#### 本文

=-=-=-=-=

ヘコみました。
いきなりですが、かなりヘコみました。
この映画。
先週の日曜日、レオナルド・ディカプリオ主演の映画「ブラッド・ダイヤモンド」を観てきました。
予告編はTVで見ていて、ちょっと面白そうかなと前から思っていたのと、ちょうどほかに観たい映画もなかったので観に行ったのですが……
けっこう重い話だというのは予想していたんですけどね。
あ、勘違いされると良くないので先に言っておきますが、いい映画です。
社会問題を鋭くえぐっているし、そのうえでエンターテイメント性もあり、感動もあり。
最近観た映画の中ではかなり上位に入る。
ただ、元気がないときに観ると、やられます。
ダイヤの密売人と、闇ダイヤの採掘場で強制労働させられる中で大きなピンクダイヤを見つけた黒人の漁師、そして女性ジャーナリスト。
激しい内戦が繰り広げられるアフリカの地で、ダイヤをめぐって繰り広げられる物語。
なんというか、いきなり冒頭から悲惨です。
映画だからそういうのが強調されるのか、それとも現実はもっと悲惨なのか。
政府軍とゲリラ(解放戦線)とがそれぞれ自分たちの正義を叫びながら、殺し合う。
何の罪もない、同じ国の人間に暴力を奮い、殺し、年端も行かない子供を洗脳し、暴力を強制する。
「硫黄島からの手紙」を観たときもけっこうヘコみましたが、今回はほんの数年前にあった現実なだけに衝撃はかなりのものでした。
現実に世界のどこかではいまだにこんな悲惨なことが行われている。

=-=-=-=-=

#### 対象の行
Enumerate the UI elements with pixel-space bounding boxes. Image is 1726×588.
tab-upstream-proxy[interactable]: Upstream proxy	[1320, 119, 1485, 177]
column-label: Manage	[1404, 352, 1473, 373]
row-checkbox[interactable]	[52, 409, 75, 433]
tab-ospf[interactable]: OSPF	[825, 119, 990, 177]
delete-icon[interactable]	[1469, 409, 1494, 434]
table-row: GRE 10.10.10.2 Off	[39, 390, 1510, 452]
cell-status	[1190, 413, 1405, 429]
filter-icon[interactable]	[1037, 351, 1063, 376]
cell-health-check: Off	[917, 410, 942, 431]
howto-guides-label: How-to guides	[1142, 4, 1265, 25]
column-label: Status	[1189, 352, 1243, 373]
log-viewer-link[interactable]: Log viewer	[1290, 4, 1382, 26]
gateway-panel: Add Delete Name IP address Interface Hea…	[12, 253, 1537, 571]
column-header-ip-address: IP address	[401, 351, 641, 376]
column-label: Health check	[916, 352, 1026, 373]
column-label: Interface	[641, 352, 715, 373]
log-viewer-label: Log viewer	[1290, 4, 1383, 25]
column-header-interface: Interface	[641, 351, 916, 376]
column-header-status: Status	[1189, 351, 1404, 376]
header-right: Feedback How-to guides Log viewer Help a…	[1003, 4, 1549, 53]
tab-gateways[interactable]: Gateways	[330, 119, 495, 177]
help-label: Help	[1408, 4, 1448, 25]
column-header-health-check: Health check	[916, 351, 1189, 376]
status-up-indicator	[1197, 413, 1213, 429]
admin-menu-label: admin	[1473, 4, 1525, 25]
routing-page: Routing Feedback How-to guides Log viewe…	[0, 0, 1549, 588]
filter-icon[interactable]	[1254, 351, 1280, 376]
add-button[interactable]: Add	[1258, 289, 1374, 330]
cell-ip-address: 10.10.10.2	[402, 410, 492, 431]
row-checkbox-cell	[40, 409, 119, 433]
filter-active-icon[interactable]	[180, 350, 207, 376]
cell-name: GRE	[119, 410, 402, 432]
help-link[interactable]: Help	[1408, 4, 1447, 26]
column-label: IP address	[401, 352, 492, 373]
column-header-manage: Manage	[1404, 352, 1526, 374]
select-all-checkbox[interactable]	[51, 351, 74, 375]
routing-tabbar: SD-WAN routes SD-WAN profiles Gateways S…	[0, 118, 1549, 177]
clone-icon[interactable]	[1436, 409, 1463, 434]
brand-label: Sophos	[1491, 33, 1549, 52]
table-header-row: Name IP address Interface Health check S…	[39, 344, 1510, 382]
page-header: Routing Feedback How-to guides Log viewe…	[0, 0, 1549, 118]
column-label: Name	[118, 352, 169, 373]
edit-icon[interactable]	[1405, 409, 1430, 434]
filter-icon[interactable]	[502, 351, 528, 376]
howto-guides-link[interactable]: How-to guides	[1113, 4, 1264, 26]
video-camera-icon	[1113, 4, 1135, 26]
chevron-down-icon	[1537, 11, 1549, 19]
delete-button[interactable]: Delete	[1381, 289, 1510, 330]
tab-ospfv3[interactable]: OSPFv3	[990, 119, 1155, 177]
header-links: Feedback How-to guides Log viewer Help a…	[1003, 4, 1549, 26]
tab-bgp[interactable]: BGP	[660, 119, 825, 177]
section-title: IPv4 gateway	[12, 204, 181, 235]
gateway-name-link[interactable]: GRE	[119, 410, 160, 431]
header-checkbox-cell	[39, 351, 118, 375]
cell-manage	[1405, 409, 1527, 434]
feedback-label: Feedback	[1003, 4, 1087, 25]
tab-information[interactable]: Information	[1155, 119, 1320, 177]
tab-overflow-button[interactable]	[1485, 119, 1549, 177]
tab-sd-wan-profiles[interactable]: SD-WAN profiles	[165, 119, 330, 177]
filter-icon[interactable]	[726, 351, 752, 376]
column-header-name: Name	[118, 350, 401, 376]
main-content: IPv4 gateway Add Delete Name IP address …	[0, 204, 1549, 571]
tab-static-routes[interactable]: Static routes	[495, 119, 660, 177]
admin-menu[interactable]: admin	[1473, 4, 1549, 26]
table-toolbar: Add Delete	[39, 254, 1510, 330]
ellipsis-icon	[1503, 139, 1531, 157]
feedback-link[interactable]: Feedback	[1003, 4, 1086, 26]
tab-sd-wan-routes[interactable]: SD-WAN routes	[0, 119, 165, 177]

=-=-=-=-=

#### 課題の目的
映画「ブラッド・ダイヤモンド」の感想を述べた本文を、一字一句変えずに最初から最後まで打ち直してください。

#### 解答
ヘコみました。
いきなりですが、かなりヘコみました。
この映画。
先週の日曜日、レオナルド・ディカプリオ主演の映画「ブラッド・ダイヤモンド」を観てきました。
予告編はTVで見ていて、ちょっと面白そうかなと前から思っていたのと、ちょうどほかに観たい映画もなかったので観に行ったのですが……
けっこう重い話だというのは予想していたんですけどね。
あ、勘違いされると良くないので先に言っておきますが、いい映画です。
社会問題を鋭くえぐっているし、そのうえでエンターテイメント性もあり、感動もあり。
最近観た映画の中ではかなり上位に入る。
ただ、元気がないときに観ると、やられます。
ダイヤの密売人と、闇ダイヤの採掘場で強制労働させられる中で大きなピンクダイヤを見つけた黒人の漁師、そして女性ジャーナリスト。
激しい内戦が繰り広げられるアフリカの地で、ダイヤをめぐって繰り広げられる物語。
なんというか、いきなり冒頭から悲惨です。
映画だからそういうのが強調されるのか、それとも現実はもっと悲惨なのか。
政府軍とゲリラ(解放戦線)とがそれぞれ自分たちの正義を叫びながら、殺し合う。
何の罪もない、同じ国の人間に暴力を奮い、殺し、年端も行かない子供を洗脳し、暴力を強制する。
「硫黄島からの手紙」を観たときもけっこうヘコみましたが、今回はほんの数年前にあった現実なだけに衝撃はかなりのものでした。
現実に世界のどこかではいまだにこんな悲惨なことが行われている。